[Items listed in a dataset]
** BEGIN **
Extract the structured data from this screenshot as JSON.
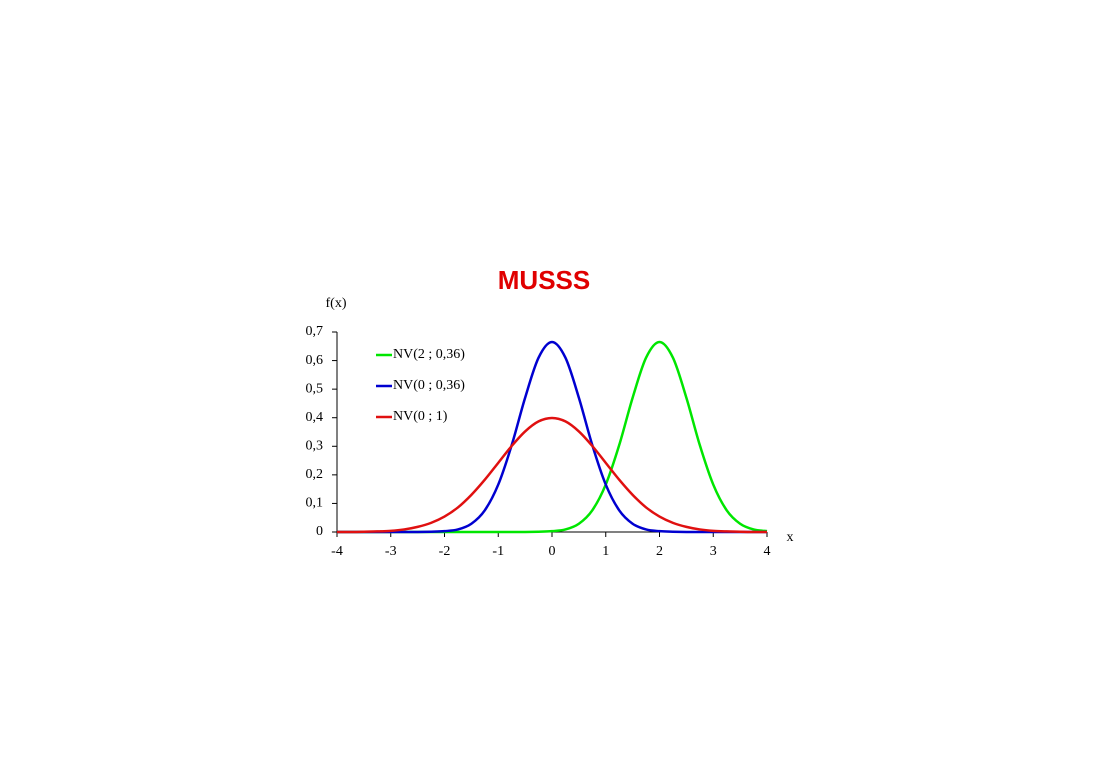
{
  "chart_data": {
    "type": "line",
    "title": "MUSSS",
    "y_label": "f(x)",
    "x_label": "x",
    "x": [
      -4,
      -3.75,
      -3.5,
      -3.25,
      -3,
      -2.75,
      -2.5,
      -2.25,
      -2,
      -1.75,
      -1.5,
      -1.25,
      -1,
      -0.75,
      -0.5,
      -0.25,
      0,
      0.25,
      0.5,
      0.75,
      1,
      1.25,
      1.5,
      1.75,
      2,
      2.25,
      2.5,
      2.75,
      3,
      3.25,
      3.5,
      3.75,
      4
    ],
    "series": [
      {
        "name": "NV(2 ; 0,36)",
        "color": "#00e600",
        "values": [
          0,
          0,
          0,
          0,
          0,
          0,
          0,
          0,
          0,
          0,
          0,
          0,
          0,
          0,
          0,
          0.001,
          0.003,
          0.009,
          0.029,
          0.076,
          0.166,
          0.304,
          0.47,
          0.61,
          0.665,
          0.61,
          0.47,
          0.304,
          0.166,
          0.076,
          0.029,
          0.009,
          0.003
        ]
      },
      {
        "name": "NV(0 ; 0,36)",
        "color": "#0000d0",
        "values": [
          0,
          0,
          0,
          0,
          0,
          0,
          0,
          0.001,
          0.003,
          0.009,
          0.029,
          0.076,
          0.166,
          0.304,
          0.47,
          0.61,
          0.665,
          0.61,
          0.47,
          0.304,
          0.166,
          0.076,
          0.029,
          0.009,
          0.003,
          0.001,
          0,
          0,
          0,
          0,
          0,
          0,
          0
        ]
      },
      {
        "name": "NV(0 ; 1)",
        "color": "#e01010",
        "values": [
          0,
          0,
          0.001,
          0.002,
          0.004,
          0.009,
          0.018,
          0.032,
          0.054,
          0.086,
          0.13,
          0.183,
          0.242,
          0.301,
          0.352,
          0.387,
          0.399,
          0.387,
          0.352,
          0.301,
          0.242,
          0.183,
          0.13,
          0.086,
          0.054,
          0.032,
          0.018,
          0.009,
          0.004,
          0.002,
          0.001,
          0,
          0
        ]
      }
    ],
    "xlim": [
      -4,
      4
    ],
    "xticks": [
      -4,
      -3,
      -2,
      -1,
      0,
      1,
      2,
      3,
      4
    ],
    "ylim": [
      0,
      0.7
    ],
    "yticks": [
      0,
      {
        "value": 0.1,
        "label": "0,1"
      },
      {
        "value": 0.2,
        "label": "0,2"
      },
      {
        "value": 0.3,
        "label": "0,3"
      },
      {
        "value": 0.4,
        "label": "0,4"
      },
      {
        "value": 0.5,
        "label": "0,5"
      },
      {
        "value": 0.6,
        "label": "0,6"
      },
      {
        "value": 0.7,
        "label": "0,7"
      }
    ],
    "legend": "top-left"
  }
}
** END **
* **Required task**
Work out how many lines above have the string "color" in them, and give only the number.

* **Final result**
3